#### PROVIDED RECORDS ####

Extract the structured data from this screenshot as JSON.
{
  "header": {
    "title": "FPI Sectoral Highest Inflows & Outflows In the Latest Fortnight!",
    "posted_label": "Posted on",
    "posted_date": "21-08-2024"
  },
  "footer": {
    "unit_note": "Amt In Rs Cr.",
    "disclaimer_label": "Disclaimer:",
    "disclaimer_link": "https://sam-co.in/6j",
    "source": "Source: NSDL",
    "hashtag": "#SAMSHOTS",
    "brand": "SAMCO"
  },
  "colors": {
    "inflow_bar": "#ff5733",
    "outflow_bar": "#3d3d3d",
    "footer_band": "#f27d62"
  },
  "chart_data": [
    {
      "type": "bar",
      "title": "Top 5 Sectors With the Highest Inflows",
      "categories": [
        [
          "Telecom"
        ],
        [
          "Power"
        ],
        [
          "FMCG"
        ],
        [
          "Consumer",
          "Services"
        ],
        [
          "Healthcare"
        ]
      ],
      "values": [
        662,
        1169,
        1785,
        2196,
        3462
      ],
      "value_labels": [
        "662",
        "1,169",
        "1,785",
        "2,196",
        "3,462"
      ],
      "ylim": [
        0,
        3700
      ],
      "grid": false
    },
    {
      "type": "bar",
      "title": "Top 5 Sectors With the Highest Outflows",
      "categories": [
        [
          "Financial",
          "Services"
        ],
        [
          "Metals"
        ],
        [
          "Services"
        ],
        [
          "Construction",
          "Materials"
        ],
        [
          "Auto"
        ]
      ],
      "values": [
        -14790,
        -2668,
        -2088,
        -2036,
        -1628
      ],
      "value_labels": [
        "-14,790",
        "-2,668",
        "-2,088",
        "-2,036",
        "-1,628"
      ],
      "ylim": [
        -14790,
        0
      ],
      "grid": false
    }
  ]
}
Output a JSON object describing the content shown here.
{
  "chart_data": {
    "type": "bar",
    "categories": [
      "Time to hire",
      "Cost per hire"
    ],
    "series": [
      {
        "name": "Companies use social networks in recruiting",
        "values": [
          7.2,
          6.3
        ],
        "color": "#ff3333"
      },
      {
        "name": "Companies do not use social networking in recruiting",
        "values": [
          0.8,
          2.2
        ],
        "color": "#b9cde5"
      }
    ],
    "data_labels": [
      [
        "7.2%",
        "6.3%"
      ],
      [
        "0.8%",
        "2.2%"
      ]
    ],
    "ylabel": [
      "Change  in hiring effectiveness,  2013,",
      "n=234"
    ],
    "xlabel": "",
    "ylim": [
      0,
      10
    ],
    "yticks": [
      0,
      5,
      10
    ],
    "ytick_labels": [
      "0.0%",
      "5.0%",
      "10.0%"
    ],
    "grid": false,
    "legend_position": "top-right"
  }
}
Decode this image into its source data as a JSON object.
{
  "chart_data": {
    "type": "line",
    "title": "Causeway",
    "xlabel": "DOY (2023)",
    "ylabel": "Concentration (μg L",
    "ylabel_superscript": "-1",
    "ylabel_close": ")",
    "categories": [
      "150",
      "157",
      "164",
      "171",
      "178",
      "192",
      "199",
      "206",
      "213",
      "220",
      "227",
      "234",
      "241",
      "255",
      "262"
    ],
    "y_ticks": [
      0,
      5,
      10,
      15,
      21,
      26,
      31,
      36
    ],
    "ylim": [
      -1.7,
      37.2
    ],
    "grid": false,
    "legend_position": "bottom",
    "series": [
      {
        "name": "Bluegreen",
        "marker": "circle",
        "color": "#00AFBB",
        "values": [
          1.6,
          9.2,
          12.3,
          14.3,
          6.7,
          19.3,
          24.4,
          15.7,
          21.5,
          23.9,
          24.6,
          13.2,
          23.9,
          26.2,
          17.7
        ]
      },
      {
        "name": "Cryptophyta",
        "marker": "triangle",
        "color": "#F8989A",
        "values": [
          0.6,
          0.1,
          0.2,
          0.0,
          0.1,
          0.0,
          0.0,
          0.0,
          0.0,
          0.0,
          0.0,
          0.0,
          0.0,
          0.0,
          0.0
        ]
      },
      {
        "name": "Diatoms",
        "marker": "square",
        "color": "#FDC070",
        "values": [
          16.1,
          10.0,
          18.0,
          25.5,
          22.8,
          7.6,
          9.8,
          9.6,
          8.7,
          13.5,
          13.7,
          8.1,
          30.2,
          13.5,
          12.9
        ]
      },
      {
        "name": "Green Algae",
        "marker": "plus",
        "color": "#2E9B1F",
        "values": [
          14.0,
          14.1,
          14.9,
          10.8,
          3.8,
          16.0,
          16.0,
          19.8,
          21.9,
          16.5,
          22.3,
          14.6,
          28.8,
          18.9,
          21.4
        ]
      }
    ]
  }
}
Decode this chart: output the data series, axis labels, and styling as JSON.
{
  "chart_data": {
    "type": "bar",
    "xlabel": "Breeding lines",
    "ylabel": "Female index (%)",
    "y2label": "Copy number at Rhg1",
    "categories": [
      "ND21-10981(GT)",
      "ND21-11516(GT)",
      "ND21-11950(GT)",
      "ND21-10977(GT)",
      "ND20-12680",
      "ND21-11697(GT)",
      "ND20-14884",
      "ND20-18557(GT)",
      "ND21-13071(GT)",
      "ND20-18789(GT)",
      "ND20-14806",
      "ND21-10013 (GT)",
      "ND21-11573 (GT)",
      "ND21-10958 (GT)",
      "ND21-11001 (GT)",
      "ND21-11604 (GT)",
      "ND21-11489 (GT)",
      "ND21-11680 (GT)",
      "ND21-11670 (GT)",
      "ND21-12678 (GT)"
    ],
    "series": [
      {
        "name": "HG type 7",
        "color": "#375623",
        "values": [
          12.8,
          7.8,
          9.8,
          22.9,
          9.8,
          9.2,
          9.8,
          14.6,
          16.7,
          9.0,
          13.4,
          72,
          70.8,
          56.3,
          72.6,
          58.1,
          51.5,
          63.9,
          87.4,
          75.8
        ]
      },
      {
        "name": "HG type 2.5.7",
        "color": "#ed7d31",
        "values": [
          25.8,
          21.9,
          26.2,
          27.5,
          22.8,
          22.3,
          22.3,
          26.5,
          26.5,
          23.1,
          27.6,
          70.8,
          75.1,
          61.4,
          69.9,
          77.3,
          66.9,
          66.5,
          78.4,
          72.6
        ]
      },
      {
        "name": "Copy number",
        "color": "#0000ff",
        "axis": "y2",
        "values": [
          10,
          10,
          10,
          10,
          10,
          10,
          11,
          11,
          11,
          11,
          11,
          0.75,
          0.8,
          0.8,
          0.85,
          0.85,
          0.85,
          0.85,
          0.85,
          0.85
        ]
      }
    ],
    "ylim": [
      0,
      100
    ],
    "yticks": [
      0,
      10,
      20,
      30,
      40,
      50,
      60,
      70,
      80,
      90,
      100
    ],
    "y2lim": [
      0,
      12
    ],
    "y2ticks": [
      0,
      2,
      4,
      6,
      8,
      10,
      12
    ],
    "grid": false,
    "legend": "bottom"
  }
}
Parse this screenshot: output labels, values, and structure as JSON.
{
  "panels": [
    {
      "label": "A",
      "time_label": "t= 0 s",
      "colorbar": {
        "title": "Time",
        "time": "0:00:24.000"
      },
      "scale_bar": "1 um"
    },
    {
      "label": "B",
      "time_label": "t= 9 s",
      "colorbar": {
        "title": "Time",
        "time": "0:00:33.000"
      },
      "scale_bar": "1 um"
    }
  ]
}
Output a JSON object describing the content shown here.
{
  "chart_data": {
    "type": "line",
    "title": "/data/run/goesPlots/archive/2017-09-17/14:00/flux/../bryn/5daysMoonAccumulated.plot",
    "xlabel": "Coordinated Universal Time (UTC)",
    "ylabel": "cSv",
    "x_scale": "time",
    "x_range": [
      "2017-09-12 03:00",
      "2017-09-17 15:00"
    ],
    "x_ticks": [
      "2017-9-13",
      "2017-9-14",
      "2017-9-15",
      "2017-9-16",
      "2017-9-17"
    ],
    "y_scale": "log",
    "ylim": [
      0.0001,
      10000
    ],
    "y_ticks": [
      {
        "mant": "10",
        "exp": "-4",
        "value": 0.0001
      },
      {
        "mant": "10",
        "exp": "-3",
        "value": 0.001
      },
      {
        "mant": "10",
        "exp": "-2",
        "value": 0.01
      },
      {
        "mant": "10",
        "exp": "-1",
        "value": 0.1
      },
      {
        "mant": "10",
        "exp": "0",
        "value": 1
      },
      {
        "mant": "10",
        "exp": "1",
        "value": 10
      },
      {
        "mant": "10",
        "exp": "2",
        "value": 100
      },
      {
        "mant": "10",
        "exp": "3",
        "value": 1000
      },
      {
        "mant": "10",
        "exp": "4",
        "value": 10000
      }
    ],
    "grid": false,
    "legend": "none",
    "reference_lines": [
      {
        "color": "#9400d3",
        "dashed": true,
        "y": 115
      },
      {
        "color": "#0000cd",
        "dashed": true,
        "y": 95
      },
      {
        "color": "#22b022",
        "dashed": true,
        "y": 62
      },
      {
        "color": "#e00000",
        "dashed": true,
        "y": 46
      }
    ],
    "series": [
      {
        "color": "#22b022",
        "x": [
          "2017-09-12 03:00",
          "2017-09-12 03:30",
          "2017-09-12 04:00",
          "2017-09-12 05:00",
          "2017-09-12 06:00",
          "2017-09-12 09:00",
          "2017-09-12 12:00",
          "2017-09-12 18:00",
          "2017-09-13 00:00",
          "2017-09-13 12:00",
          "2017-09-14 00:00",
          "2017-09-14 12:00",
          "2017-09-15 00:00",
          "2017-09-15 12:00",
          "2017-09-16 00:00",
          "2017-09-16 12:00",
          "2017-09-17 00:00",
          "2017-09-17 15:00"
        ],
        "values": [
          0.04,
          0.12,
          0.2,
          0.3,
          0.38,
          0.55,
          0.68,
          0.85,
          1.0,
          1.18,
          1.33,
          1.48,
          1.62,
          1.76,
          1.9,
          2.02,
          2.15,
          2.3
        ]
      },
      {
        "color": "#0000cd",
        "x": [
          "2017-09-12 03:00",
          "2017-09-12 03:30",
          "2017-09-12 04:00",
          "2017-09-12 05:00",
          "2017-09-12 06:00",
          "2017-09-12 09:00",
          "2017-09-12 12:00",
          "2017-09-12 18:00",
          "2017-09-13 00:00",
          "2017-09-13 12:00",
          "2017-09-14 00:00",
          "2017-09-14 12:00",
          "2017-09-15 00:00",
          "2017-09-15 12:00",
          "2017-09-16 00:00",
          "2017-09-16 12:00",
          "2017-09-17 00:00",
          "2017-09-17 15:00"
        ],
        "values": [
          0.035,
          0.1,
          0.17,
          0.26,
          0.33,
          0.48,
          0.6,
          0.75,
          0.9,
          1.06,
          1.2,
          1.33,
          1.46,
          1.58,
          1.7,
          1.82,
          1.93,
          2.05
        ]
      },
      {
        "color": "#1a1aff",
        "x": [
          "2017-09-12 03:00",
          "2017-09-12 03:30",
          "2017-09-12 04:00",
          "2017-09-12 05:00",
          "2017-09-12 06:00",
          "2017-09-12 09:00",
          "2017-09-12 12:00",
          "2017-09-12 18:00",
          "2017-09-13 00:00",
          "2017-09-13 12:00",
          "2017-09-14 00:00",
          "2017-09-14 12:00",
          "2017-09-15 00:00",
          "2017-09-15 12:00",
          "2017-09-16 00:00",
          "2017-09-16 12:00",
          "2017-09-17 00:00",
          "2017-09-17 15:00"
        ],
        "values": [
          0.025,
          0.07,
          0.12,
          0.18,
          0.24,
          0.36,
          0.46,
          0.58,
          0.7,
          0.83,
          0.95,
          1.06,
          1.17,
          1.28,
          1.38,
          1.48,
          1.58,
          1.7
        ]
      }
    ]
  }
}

####

• WHAT YOU NEED TO DO: In the listing, find all lines with the string "number" and copy them.

• WRITTEN RESPONSE:
    "y2label": "Copy number at Rhg1",
        "name": "Copy number",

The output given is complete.